Raw data:
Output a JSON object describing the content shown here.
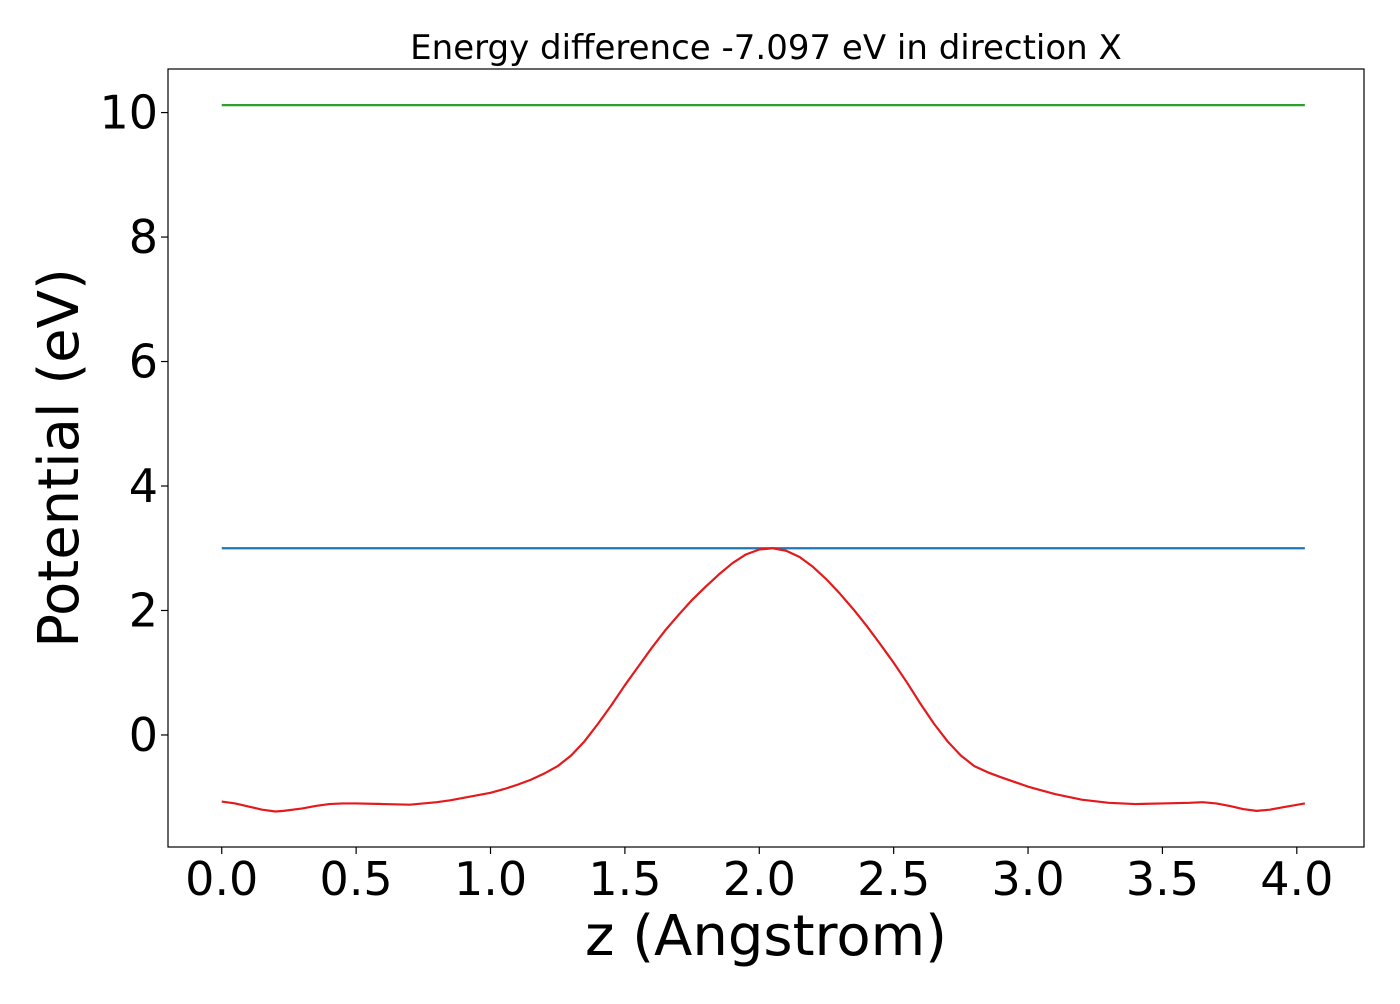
{
  "chart_data": {
    "type": "line",
    "title": "Energy difference -7.097 eV in direction X",
    "xlabel": "z (Angstrom)",
    "ylabel": "Potential (eV)",
    "xlim": [
      -0.2,
      4.25
    ],
    "ylim": [
      -1.8,
      10.7
    ],
    "grid": false,
    "legend": "none",
    "xticks": [
      0.0,
      0.5,
      1.0,
      1.5,
      2.0,
      2.5,
      3.0,
      3.5,
      4.0
    ],
    "xtick_labels": [
      "0.0",
      "0.5",
      "1.0",
      "1.5",
      "2.0",
      "2.5",
      "3.0",
      "3.5",
      "4.0"
    ],
    "yticks": [
      0,
      2,
      4,
      6,
      8,
      10
    ],
    "ytick_labels": [
      "0",
      "2",
      "4",
      "6",
      "8",
      "10"
    ],
    "series": [
      {
        "color": "#2ca02c",
        "x": [
          0.0,
          4.03
        ],
        "y": [
          10.12,
          10.12
        ]
      },
      {
        "color": "#1f77b4",
        "x": [
          0.0,
          4.03
        ],
        "y": [
          3.0,
          3.0
        ]
      },
      {
        "color": "#e31a1c",
        "x": [
          0.0,
          0.05,
          0.1,
          0.15,
          0.2,
          0.23,
          0.3,
          0.35,
          0.4,
          0.45,
          0.5,
          0.6,
          0.7,
          0.8,
          0.85,
          0.9,
          1.0,
          1.05,
          1.1,
          1.15,
          1.2,
          1.25,
          1.3,
          1.35,
          1.4,
          1.45,
          1.5,
          1.55,
          1.6,
          1.65,
          1.7,
          1.75,
          1.8,
          1.85,
          1.9,
          1.95,
          2.0,
          2.05,
          2.1,
          2.15,
          2.2,
          2.25,
          2.3,
          2.35,
          2.4,
          2.45,
          2.5,
          2.55,
          2.6,
          2.65,
          2.7,
          2.75,
          2.8,
          2.85,
          2.9,
          3.0,
          3.1,
          3.2,
          3.3,
          3.4,
          3.5,
          3.6,
          3.65,
          3.7,
          3.75,
          3.8,
          3.85,
          3.9,
          3.95,
          4.03
        ],
        "y": [
          -1.07,
          -1.1,
          -1.15,
          -1.2,
          -1.23,
          -1.22,
          -1.18,
          -1.14,
          -1.11,
          -1.1,
          -1.1,
          -1.11,
          -1.12,
          -1.08,
          -1.05,
          -1.01,
          -0.93,
          -0.87,
          -0.8,
          -0.72,
          -0.62,
          -0.5,
          -0.33,
          -0.1,
          0.18,
          0.48,
          0.8,
          1.1,
          1.4,
          1.68,
          1.93,
          2.17,
          2.38,
          2.58,
          2.76,
          2.9,
          2.98,
          3.0,
          2.96,
          2.86,
          2.7,
          2.5,
          2.27,
          2.02,
          1.75,
          1.46,
          1.16,
          0.84,
          0.5,
          0.18,
          -0.1,
          -0.33,
          -0.5,
          -0.6,
          -0.68,
          -0.83,
          -0.95,
          -1.04,
          -1.09,
          -1.11,
          -1.1,
          -1.09,
          -1.08,
          -1.1,
          -1.14,
          -1.19,
          -1.22,
          -1.2,
          -1.16,
          -1.1
        ]
      }
    ]
  }
}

Task to complete:
Every record gets retyped exactly; no picture goes into the copy.

Exercise answer:
Output a JSON object describing the content shown here.
{
  "chart_data": {
    "type": "line",
    "title": "Energy difference -7.097 eV in direction X",
    "xlabel": "z (Angstrom)",
    "ylabel": "Potential (eV)",
    "xlim": [
      -0.2,
      4.25
    ],
    "ylim": [
      -1.8,
      10.7
    ],
    "grid": false,
    "legend": "none",
    "xticks": [
      0.0,
      0.5,
      1.0,
      1.5,
      2.0,
      2.5,
      3.0,
      3.5,
      4.0
    ],
    "xtick_labels": [
      "0.0",
      "0.5",
      "1.0",
      "1.5",
      "2.0",
      "2.5",
      "3.0",
      "3.5",
      "4.0"
    ],
    "yticks": [
      0,
      2,
      4,
      6,
      8,
      10
    ],
    "ytick_labels": [
      "0",
      "2",
      "4",
      "6",
      "8",
      "10"
    ],
    "series": [
      {
        "color": "#2ca02c",
        "x": [
          0.0,
          4.03
        ],
        "y": [
          10.12,
          10.12
        ]
      },
      {
        "color": "#1f77b4",
        "x": [
          0.0,
          4.03
        ],
        "y": [
          3.0,
          3.0
        ]
      },
      {
        "color": "#e31a1c",
        "x": [
          0.0,
          0.05,
          0.1,
          0.15,
          0.2,
          0.23,
          0.3,
          0.35,
          0.4,
          0.45,
          0.5,
          0.6,
          0.7,
          0.8,
          0.85,
          0.9,
          1.0,
          1.05,
          1.1,
          1.15,
          1.2,
          1.25,
          1.3,
          1.35,
          1.4,
          1.45,
          1.5,
          1.55,
          1.6,
          1.65,
          1.7,
          1.75,
          1.8,
          1.85,
          1.9,
          1.95,
          2.0,
          2.05,
          2.1,
          2.15,
          2.2,
          2.25,
          2.3,
          2.35,
          2.4,
          2.45,
          2.5,
          2.55,
          2.6,
          2.65,
          2.7,
          2.75,
          2.8,
          2.85,
          2.9,
          3.0,
          3.1,
          3.2,
          3.3,
          3.4,
          3.5,
          3.6,
          3.65,
          3.7,
          3.75,
          3.8,
          3.85,
          3.9,
          3.95,
          4.03
        ],
        "y": [
          -1.07,
          -1.1,
          -1.15,
          -1.2,
          -1.23,
          -1.22,
          -1.18,
          -1.14,
          -1.11,
          -1.1,
          -1.1,
          -1.11,
          -1.12,
          -1.08,
          -1.05,
          -1.01,
          -0.93,
          -0.87,
          -0.8,
          -0.72,
          -0.62,
          -0.5,
          -0.33,
          -0.1,
          0.18,
          0.48,
          0.8,
          1.1,
          1.4,
          1.68,
          1.93,
          2.17,
          2.38,
          2.58,
          2.76,
          2.9,
          2.98,
          3.0,
          2.96,
          2.86,
          2.7,
          2.5,
          2.27,
          2.02,
          1.75,
          1.46,
          1.16,
          0.84,
          0.5,
          0.18,
          -0.1,
          -0.33,
          -0.5,
          -0.6,
          -0.68,
          -0.83,
          -0.95,
          -1.04,
          -1.09,
          -1.11,
          -1.1,
          -1.09,
          -1.08,
          -1.1,
          -1.14,
          -1.19,
          -1.22,
          -1.2,
          -1.16,
          -1.1
        ]
      }
    ]
  }
}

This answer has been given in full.